Direction: Give only the number of lines in the records below that contain the word "this".

Materials provided:
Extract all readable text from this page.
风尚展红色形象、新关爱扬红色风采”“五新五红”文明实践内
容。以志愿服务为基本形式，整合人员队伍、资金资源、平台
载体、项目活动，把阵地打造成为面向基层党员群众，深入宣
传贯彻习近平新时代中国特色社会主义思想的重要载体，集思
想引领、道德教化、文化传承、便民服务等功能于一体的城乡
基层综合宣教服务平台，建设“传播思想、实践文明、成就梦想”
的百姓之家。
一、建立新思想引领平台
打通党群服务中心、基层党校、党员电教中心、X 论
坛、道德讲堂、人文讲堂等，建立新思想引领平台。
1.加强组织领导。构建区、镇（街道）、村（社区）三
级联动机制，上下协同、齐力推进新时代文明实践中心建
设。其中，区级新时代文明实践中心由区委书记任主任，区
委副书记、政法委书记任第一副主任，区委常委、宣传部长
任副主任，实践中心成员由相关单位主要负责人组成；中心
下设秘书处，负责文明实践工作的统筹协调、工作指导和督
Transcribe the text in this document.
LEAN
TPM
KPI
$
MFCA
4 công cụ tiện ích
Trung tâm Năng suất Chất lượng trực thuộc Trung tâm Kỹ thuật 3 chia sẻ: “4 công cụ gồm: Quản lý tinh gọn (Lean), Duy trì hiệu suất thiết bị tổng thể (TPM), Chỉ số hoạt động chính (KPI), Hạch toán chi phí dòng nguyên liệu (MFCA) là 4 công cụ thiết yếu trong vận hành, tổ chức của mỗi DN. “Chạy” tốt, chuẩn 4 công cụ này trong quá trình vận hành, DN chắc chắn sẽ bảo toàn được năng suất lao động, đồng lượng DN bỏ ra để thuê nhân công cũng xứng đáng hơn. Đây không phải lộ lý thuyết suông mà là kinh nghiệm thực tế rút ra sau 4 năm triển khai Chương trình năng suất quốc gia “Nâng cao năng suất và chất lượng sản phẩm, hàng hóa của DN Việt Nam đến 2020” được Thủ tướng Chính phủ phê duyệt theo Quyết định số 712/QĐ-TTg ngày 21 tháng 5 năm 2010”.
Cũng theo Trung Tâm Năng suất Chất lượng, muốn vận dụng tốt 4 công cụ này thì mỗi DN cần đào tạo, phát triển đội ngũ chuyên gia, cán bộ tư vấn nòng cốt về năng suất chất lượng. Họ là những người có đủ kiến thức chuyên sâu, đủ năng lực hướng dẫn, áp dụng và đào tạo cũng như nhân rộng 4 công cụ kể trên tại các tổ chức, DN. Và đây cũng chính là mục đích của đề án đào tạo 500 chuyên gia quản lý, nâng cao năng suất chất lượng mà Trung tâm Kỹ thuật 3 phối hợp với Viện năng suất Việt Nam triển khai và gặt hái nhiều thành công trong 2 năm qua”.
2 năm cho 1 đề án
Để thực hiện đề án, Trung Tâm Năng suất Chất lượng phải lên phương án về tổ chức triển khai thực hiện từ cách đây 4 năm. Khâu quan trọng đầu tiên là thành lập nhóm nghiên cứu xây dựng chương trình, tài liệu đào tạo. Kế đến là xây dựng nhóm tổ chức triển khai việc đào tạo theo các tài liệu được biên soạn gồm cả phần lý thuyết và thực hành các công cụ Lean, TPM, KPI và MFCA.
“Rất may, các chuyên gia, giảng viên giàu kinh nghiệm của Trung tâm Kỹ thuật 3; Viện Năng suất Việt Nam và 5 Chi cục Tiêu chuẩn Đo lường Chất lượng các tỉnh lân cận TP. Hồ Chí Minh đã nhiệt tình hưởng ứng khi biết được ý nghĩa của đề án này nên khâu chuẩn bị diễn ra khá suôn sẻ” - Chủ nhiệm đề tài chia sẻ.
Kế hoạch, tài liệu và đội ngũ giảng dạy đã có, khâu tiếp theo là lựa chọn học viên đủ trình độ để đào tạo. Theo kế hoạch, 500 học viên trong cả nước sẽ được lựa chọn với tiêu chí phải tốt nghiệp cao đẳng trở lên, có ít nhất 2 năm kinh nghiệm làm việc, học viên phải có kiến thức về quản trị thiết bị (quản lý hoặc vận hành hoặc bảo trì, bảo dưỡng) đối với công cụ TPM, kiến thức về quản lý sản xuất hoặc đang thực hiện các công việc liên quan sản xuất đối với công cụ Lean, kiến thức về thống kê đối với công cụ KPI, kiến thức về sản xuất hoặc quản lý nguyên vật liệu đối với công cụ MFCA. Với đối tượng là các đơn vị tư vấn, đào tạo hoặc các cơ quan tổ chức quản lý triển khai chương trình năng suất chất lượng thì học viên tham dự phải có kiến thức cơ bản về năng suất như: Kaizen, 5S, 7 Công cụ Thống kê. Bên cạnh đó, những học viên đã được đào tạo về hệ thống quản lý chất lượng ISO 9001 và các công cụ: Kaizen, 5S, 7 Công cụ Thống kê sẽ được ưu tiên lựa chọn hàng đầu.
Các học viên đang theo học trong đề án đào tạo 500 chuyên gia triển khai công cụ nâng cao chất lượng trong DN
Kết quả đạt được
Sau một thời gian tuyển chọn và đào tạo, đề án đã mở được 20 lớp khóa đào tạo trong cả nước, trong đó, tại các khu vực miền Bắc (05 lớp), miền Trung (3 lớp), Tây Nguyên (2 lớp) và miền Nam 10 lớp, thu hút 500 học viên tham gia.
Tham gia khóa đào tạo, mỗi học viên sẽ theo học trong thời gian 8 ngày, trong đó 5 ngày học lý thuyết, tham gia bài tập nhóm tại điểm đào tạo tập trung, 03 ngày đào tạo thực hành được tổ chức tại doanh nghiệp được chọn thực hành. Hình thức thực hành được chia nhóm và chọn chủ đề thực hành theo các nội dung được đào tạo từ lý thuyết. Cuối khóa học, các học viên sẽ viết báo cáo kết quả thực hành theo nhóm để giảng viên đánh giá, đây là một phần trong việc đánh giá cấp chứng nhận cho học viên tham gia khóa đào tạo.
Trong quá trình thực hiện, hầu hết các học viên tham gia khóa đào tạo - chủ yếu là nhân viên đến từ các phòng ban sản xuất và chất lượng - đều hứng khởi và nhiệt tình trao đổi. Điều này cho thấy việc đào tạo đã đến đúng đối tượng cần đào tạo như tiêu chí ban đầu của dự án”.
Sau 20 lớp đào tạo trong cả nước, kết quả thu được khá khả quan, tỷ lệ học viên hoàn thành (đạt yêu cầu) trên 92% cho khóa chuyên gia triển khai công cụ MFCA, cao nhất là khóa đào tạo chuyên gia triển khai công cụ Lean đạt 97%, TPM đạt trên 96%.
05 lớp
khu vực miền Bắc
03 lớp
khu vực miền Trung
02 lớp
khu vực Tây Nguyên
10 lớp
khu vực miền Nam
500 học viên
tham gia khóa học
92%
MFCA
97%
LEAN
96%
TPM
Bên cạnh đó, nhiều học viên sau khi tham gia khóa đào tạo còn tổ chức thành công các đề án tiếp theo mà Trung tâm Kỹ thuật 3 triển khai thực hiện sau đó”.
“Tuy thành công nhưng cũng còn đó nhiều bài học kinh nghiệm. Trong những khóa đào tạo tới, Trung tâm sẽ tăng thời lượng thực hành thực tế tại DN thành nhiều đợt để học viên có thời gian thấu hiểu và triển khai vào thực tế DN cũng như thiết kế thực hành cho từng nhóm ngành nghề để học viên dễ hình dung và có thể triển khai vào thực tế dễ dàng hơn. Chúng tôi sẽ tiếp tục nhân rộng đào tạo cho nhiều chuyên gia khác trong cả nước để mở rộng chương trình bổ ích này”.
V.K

Exercise result: 2